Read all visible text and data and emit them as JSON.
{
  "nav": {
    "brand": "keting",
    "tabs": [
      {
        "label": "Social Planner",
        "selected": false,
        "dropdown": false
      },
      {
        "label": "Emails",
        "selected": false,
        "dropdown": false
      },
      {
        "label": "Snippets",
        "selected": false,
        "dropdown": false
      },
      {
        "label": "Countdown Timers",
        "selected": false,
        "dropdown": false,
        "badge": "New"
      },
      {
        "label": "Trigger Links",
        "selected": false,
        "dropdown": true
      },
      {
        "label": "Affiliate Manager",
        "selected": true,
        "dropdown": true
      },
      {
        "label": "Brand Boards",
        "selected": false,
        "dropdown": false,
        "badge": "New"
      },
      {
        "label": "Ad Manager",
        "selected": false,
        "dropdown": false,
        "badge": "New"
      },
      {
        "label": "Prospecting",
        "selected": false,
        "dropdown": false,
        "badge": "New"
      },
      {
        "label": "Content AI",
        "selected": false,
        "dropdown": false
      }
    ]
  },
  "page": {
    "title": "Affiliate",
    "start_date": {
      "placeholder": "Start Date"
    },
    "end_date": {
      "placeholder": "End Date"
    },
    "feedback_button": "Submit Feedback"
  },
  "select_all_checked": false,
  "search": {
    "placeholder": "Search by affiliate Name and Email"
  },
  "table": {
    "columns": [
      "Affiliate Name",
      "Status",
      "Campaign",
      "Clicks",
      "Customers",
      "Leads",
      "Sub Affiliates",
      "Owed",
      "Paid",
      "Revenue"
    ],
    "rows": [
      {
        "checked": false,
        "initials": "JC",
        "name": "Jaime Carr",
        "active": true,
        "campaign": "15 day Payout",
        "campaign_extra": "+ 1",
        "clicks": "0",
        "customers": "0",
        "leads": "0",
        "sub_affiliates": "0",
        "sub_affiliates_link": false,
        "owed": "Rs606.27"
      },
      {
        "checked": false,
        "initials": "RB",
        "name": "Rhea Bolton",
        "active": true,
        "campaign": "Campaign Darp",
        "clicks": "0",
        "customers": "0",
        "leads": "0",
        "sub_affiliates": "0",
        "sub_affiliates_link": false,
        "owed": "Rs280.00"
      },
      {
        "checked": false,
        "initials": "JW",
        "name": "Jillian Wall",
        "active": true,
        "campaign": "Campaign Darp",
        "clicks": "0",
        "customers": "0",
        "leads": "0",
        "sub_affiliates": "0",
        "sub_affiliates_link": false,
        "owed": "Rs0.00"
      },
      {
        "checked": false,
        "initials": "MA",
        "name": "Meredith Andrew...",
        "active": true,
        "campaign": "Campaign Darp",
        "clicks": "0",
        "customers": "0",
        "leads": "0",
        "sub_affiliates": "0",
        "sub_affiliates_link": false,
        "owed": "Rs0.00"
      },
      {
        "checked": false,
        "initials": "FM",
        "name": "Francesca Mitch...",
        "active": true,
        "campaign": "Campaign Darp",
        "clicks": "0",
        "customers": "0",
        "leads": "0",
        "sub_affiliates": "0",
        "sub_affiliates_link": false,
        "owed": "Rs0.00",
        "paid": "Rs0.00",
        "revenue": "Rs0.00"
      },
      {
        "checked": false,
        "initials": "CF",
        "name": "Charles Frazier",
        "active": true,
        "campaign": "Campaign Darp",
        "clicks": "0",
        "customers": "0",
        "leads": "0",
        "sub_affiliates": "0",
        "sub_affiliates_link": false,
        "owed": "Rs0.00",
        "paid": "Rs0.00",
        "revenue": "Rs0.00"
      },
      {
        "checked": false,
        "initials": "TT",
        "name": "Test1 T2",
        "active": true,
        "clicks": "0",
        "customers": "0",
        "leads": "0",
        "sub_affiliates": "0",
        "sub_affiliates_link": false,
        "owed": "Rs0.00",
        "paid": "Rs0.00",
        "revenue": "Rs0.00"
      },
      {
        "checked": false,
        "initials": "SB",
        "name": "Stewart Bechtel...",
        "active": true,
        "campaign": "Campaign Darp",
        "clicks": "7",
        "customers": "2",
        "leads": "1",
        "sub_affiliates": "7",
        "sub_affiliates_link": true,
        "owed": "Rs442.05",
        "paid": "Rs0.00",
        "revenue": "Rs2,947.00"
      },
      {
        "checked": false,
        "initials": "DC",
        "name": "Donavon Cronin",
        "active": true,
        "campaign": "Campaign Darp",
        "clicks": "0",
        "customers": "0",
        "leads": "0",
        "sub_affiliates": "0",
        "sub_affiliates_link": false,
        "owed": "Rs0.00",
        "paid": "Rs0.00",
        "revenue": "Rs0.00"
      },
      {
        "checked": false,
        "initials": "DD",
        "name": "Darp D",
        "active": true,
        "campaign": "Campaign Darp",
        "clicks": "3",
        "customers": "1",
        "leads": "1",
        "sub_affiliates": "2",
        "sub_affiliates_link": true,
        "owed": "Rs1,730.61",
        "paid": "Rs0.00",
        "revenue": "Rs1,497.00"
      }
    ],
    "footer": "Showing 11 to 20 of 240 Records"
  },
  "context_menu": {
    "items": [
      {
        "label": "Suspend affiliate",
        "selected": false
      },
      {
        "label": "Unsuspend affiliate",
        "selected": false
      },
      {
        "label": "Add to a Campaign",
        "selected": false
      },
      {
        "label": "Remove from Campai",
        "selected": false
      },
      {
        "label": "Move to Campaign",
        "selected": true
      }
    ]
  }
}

## Task details:
Return all the data exactly as given.

## Response to this exercise:
Read all visible text and data and emit them as JSON.
{
  "nav": {
    "brand": "keting",
    "tabs": [
      {
        "label": "Social Planner",
        "selected": false,
        "dropdown": false
      },
      {
        "label": "Emails",
        "selected": false,
        "dropdown": false
      },
      {
        "label": "Snippets",
        "selected": false,
        "dropdown": false
      },
      {
        "label": "Countdown Timers",
        "selected": false,
        "dropdown": false,
        "badge": "New"
      },
      {
        "label": "Trigger Links",
        "selected": false,
        "dropdown": true
      },
      {
        "label": "Affiliate Manager",
        "selected": true,
        "dropdown": true
      },
      {
        "label": "Brand Boards",
        "selected": false,
        "dropdown": false,
        "badge": "New"
      },
      {
        "label": "Ad Manager",
        "selected": false,
        "dropdown": false,
        "badge": "New"
      },
      {
        "label": "Prospecting",
        "selected": false,
        "dropdown": false,
        "badge": "New"
      },
      {
        "label": "Content AI",
        "selected": false,
        "dropdown": false
      }
    ]
  },
  "page": {
    "title": "Affiliate",
    "start_date": {
      "placeholder": "Start Date"
    },
    "end_date": {
      "placeholder": "End Date"
    },
    "feedback_button": "Submit Feedback"
  },
  "select_all_checked": false,
  "search": {
    "placeholder": "Search by affiliate Name and Email"
  },
  "table": {
    "columns": [
      "Affiliate Name",
      "Status",
      "Campaign",
      "Clicks",
      "Customers",
      "Leads",
      "Sub Affiliates",
      "Owed",
      "Paid",
      "Revenue"
    ],
    "rows": [
      {
        "checked": false,
        "initials": "JC",
        "name": "Jaime Carr",
        "active": true,
        "campaign": "15 day Payout",
        "campaign_extra": "+ 1",
        "clicks": "0",
        "customers": "0",
        "leads": "0",
        "sub_affiliates": "0",
        "sub_affiliates_link": false,
        "owed": "Rs606.27"
      },
      {
        "checked": false,
        "initials": "RB",
        "name": "Rhea Bolton",
        "active": true,
        "campaign": "Campaign Darp",
        "clicks": "0",
        "customers": "0",
        "leads": "0",
        "sub_affiliates": "0",
        "sub_affiliates_link": false,
        "owed": "Rs280.00"
      },
      {
        "checked": false,
        "initials": "JW",
        "name": "Jillian Wall",
        "active": true,
        "campaign": "Campaign Darp",
        "clicks": "0",
        "customers": "0",
        "leads": "0",
        "sub_affiliates": "0",
        "sub_affiliates_link": false,
        "owed": "Rs0.00"
      },
      {
        "checked": false,
        "initials": "MA",
        "name": "Meredith Andrew...",
        "active": true,
        "campaign": "Campaign Darp",
        "clicks": "0",
        "customers": "0",
        "leads": "0",
        "sub_affiliates": "0",
        "sub_affiliates_link": false,
        "owed": "Rs0.00"
      },
      {
        "checked": false,
        "initials": "FM",
        "name": "Francesca Mitch...",
        "active": true,
        "campaign": "Campaign Darp",
        "clicks": "0",
        "customers": "0",
        "leads": "0",
        "sub_affiliates": "0",
        "sub_affiliates_link": false,
        "owed": "Rs0.00",
        "paid": "Rs0.00",
        "revenue": "Rs0.00"
      },
      {
        "checked": false,
        "initials": "CF",
        "name": "Charles Frazier",
        "active": true,
        "campaign": "Campaign Darp",
        "clicks": "0",
        "customers": "0",
        "leads": "0",
        "sub_affiliates": "0",
        "sub_affiliates_link": false,
        "owed": "Rs0.00",
        "paid": "Rs0.00",
        "revenue": "Rs0.00"
      },
      {
        "checked": false,
        "initials": "TT",
        "name": "Test1 T2",
        "active": true,
        "clicks": "0",
        "customers": "0",
        "leads": "0",
        "sub_affiliates": "0",
        "sub_affiliates_link": false,
        "owed": "Rs0.00",
        "paid": "Rs0.00",
        "revenue": "Rs0.00"
      },
      {
        "checked": false,
        "initials": "SB",
        "name": "Stewart Bechtel...",
        "active": true,
        "campaign": "Campaign Darp",
        "clicks": "7",
        "customers": "2",
        "leads": "1",
        "sub_affiliates": "7",
        "sub_affiliates_link": true,
        "owed": "Rs442.05",
        "paid": "Rs0.00",
        "revenue": "Rs2,947.00"
      },
      {
        "checked": false,
        "initials": "DC",
        "name": "Donavon Cronin",
        "active": true,
        "campaign": "Campaign Darp",
        "clicks": "0",
        "customers": "0",
        "leads": "0",
        "sub_affiliates": "0",
        "sub_affiliates_link": false,
        "owed": "Rs0.00",
        "paid": "Rs0.00",
        "revenue": "Rs0.00"
      },
      {
        "checked": false,
        "initials": "DD",
        "name": "Darp D",
        "active": true,
        "campaign": "Campaign Darp",
        "clicks": "3",
        "customers": "1",
        "leads": "1",
        "sub_affiliates": "2",
        "sub_affiliates_link": true,
        "owed": "Rs1,730.61",
        "paid": "Rs0.00",
        "revenue": "Rs1,497.00"
      }
    ],
    "footer": "Showing 11 to 20 of 240 Records"
  },
  "context_menu": {
    "items": [
      {
        "label": "Suspend affiliate",
        "selected": false
      },
      {
        "label": "Unsuspend affiliate",
        "selected": false
      },
      {
        "label": "Add to a Campaign",
        "selected": false
      },
      {
        "label": "Remove from Campai",
        "selected": false
      },
      {
        "label": "Move to Campaign",
        "selected": true
      }
    ]
  }
}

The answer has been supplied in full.